>> START Supplied records

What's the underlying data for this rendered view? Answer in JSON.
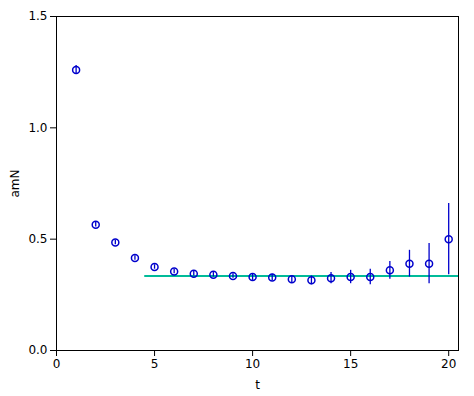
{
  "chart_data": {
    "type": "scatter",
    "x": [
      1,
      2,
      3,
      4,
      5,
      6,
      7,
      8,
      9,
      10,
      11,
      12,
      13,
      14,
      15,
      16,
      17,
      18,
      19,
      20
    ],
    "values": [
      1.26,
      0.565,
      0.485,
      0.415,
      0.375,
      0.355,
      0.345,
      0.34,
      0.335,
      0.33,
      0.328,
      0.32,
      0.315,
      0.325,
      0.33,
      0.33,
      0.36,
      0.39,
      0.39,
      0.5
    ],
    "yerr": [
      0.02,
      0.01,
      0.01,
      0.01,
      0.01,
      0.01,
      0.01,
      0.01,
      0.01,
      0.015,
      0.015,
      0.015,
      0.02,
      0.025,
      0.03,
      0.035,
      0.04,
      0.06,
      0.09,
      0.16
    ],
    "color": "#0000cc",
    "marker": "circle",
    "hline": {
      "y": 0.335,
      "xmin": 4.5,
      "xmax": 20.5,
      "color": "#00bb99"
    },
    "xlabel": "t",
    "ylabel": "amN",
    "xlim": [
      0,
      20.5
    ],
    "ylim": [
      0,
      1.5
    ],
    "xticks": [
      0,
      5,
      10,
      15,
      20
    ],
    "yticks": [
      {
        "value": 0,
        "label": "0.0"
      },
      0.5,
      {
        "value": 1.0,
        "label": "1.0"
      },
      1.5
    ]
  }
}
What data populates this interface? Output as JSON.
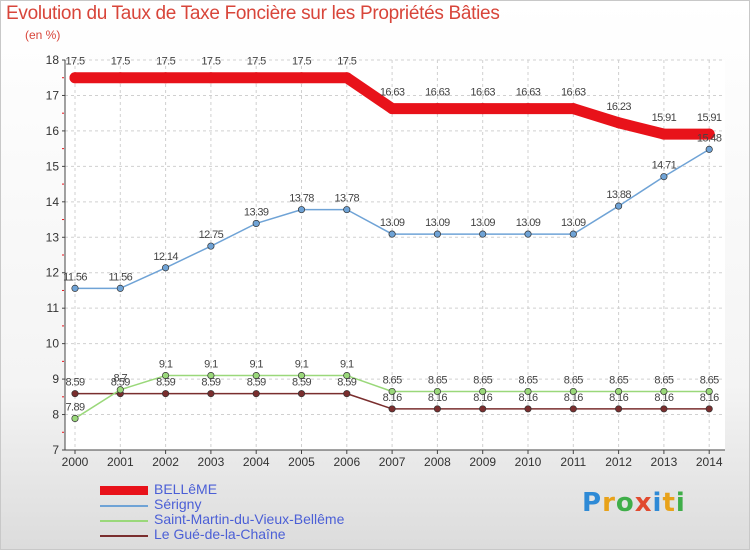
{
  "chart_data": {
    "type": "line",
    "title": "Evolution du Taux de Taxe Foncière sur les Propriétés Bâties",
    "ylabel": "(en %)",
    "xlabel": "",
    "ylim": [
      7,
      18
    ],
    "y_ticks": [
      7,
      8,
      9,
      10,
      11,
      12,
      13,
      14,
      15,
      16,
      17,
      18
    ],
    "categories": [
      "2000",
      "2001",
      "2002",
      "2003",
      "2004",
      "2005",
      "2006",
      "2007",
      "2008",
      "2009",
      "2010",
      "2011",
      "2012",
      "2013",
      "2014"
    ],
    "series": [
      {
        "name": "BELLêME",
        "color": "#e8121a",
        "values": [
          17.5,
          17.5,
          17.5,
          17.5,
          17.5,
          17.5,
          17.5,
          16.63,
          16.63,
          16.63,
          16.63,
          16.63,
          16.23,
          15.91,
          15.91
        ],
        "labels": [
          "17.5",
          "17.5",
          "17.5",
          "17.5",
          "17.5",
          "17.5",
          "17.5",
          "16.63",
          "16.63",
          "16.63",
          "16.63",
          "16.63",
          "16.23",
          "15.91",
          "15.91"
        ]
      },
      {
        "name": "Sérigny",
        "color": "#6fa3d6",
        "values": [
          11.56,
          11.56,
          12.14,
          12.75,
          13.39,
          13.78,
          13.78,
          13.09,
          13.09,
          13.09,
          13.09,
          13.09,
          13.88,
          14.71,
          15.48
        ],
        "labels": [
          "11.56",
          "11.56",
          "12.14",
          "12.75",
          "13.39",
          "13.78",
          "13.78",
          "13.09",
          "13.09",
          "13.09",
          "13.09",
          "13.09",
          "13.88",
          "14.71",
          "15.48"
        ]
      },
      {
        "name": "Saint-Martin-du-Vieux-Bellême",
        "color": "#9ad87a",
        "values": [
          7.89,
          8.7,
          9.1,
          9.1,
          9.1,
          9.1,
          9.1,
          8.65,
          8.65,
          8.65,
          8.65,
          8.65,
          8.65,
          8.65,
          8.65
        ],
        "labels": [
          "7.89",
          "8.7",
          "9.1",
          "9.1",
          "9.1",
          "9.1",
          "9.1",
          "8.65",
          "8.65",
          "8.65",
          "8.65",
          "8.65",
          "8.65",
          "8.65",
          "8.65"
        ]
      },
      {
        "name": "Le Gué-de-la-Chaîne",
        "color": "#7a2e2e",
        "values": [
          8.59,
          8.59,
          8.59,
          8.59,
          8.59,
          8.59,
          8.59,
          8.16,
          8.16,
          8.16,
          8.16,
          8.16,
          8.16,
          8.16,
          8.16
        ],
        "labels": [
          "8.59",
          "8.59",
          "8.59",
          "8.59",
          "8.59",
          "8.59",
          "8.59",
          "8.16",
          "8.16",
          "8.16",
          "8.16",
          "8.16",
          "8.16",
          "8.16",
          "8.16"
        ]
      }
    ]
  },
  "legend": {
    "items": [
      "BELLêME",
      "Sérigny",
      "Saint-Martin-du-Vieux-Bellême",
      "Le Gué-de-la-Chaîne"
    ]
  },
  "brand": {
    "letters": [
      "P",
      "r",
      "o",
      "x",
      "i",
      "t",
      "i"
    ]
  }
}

>> END Supplied records

• [Exercise details] Every line of the listing that holds "Martin" is to be counted; give only the resulting number.

• [Exercise response] 2